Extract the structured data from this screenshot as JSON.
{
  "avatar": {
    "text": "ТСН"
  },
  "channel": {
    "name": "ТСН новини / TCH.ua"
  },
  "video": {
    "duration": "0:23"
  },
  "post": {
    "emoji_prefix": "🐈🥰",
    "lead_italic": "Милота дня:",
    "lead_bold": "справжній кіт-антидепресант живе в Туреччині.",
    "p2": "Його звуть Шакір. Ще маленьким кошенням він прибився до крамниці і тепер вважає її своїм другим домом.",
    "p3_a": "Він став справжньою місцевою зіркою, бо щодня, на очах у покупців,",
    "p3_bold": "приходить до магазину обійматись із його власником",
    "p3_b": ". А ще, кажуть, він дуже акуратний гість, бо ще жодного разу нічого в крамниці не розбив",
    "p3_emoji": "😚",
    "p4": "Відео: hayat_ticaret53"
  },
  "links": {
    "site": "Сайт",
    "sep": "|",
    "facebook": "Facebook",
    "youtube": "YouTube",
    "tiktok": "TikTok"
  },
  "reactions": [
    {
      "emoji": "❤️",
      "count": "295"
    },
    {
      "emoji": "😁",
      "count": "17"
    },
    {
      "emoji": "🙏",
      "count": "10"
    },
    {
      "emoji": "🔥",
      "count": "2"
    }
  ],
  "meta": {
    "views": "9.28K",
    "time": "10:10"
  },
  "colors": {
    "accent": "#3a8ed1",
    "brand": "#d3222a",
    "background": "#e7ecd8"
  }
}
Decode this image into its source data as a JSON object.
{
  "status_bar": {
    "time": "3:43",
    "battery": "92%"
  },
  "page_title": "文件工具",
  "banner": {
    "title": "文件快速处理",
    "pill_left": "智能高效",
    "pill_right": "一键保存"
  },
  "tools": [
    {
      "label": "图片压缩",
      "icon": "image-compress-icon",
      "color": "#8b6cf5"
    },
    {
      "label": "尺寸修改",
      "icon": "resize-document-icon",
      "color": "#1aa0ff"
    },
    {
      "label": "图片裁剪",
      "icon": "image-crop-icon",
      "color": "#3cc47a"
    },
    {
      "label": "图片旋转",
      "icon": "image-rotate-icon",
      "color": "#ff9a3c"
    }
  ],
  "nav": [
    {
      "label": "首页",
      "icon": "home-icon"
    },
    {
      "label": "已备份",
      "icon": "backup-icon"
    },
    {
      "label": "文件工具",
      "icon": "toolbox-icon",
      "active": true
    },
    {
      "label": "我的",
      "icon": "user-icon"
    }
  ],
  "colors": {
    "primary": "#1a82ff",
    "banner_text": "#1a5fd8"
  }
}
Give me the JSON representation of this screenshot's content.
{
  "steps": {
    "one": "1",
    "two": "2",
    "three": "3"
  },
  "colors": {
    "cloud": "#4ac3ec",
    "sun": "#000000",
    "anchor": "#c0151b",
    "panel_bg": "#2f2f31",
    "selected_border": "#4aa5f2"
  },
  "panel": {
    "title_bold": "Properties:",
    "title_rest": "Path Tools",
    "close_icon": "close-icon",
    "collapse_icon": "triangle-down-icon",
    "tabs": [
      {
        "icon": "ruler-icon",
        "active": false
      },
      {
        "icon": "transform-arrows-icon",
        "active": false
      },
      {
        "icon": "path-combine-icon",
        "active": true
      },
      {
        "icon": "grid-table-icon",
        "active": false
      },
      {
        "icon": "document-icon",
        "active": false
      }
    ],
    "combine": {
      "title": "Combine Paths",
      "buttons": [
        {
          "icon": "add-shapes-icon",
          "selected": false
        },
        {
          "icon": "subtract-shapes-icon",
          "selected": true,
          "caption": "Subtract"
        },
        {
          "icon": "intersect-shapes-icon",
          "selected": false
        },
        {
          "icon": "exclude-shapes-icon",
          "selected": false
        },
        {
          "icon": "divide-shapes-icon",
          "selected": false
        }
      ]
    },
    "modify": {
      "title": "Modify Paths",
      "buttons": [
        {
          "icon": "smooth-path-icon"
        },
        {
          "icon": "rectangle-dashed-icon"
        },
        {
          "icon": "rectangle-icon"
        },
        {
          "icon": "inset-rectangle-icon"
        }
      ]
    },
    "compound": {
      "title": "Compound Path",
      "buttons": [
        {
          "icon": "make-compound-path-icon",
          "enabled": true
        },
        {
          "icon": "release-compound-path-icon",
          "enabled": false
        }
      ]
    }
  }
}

========

- _What to do_
Extract all of the data exactly as written.

- _Task response_
Extract the structured data from this screenshot as JSON.
{
  "avatar": {
    "text": "ТСН"
  },
  "channel": {
    "name": "ТСН новини / TCH.ua"
  },
  "video": {
    "duration": "0:23"
  },
  "post": {
    "emoji_prefix": "🐈🥰",
    "lead_italic": "Милота дня:",
    "lead_bold": "справжній кіт-антидепресант живе в Туреччині.",
    "p2": "Його звуть Шакір. Ще маленьким кошенням він прибився до крамниці і тепер вважає її своїм другим домом.",
    "p3_a": "Він став справжньою місцевою зіркою, бо щодня, на очах у покупців,",
    "p3_bold": "приходить до магазину обійматись із його власником",
    "p3_b": ". А ще, кажуть, він дуже акуратний гість, бо ще жодного разу нічого в крамниці не розбив",
    "p3_emoji": "😚",
    "p4": "Відео: hayat_ticaret53"
  },
  "links": {
    "site": "Сайт",
    "sep": "|",
    "facebook": "Facebook",
    "youtube": "YouTube",
    "tiktok": "TikTok"
  },
  "reactions": [
    {
      "emoji": "❤️",
      "count": "295"
    },
    {
      "emoji": "😁",
      "count": "17"
    },
    {
      "emoji": "🙏",
      "count": "10"
    },
    {
      "emoji": "🔥",
      "count": "2"
    }
  ],
  "meta": {
    "views": "9.28K",
    "time": "10:10"
  },
  "colors": {
    "accent": "#3a8ed1",
    "brand": "#d3222a",
    "background": "#e7ecd8"
  }
}
Decode this image into its source data as a JSON object.
{
  "status_bar": {
    "time": "3:43",
    "battery": "92%"
  },
  "page_title": "文件工具",
  "banner": {
    "title": "文件快速处理",
    "pill_left": "智能高效",
    "pill_right": "一键保存"
  },
  "tools": [
    {
      "label": "图片压缩",
      "icon": "image-compress-icon",
      "color": "#8b6cf5"
    },
    {
      "label": "尺寸修改",
      "icon": "resize-document-icon",
      "color": "#1aa0ff"
    },
    {
      "label": "图片裁剪",
      "icon": "image-crop-icon",
      "color": "#3cc47a"
    },
    {
      "label": "图片旋转",
      "icon": "image-rotate-icon",
      "color": "#ff9a3c"
    }
  ],
  "nav": [
    {
      "label": "首页",
      "icon": "home-icon"
    },
    {
      "label": "已备份",
      "icon": "backup-icon"
    },
    {
      "label": "文件工具",
      "icon": "toolbox-icon",
      "active": true
    },
    {
      "label": "我的",
      "icon": "user-icon"
    }
  ],
  "colors": {
    "primary": "#1a82ff",
    "banner_text": "#1a5fd8"
  }
}
Give me the JSON representation of this screenshot's content.
{
  "steps": {
    "one": "1",
    "two": "2",
    "three": "3"
  },
  "colors": {
    "cloud": "#4ac3ec",
    "sun": "#000000",
    "anchor": "#c0151b",
    "panel_bg": "#2f2f31",
    "selected_border": "#4aa5f2"
  },
  "panel": {
    "title_bold": "Properties:",
    "title_rest": "Path Tools",
    "close_icon": "close-icon",
    "collapse_icon": "triangle-down-icon",
    "tabs": [
      {
        "icon": "ruler-icon",
        "active": false
      },
      {
        "icon": "transform-arrows-icon",
        "active": false
      },
      {
        "icon": "path-combine-icon",
        "active": true
      },
      {
        "icon": "grid-table-icon",
        "active": false
      },
      {
        "icon": "document-icon",
        "active": false
      }
    ],
    "combine": {
      "title": "Combine Paths",
      "buttons": [
        {
          "icon": "add-shapes-icon",
          "selected": false
        },
        {
          "icon": "subtract-shapes-icon",
          "selected": true,
          "caption": "Subtract"
        },
        {
          "icon": "intersect-shapes-icon",
          "selected": false
        },
        {
          "icon": "exclude-shapes-icon",
          "selected": false
        },
        {
          "icon": "divide-shapes-icon",
          "selected": false
        }
      ]
    },
    "modify": {
      "title": "Modify Paths",
      "buttons": [
        {
          "icon": "smooth-path-icon"
        },
        {
          "icon": "rectangle-dashed-icon"
        },
        {
          "icon": "rectangle-icon"
        },
        {
          "icon": "inset-rectangle-icon"
        }
      ]
    },
    "compound": {
      "title": "Compound Path",
      "buttons": [
        {
          "icon": "make-compound-path-icon",
          "enabled": true
        },
        {
          "icon": "release-compound-path-icon",
          "enabled": false
        }
      ]
    }
  }
}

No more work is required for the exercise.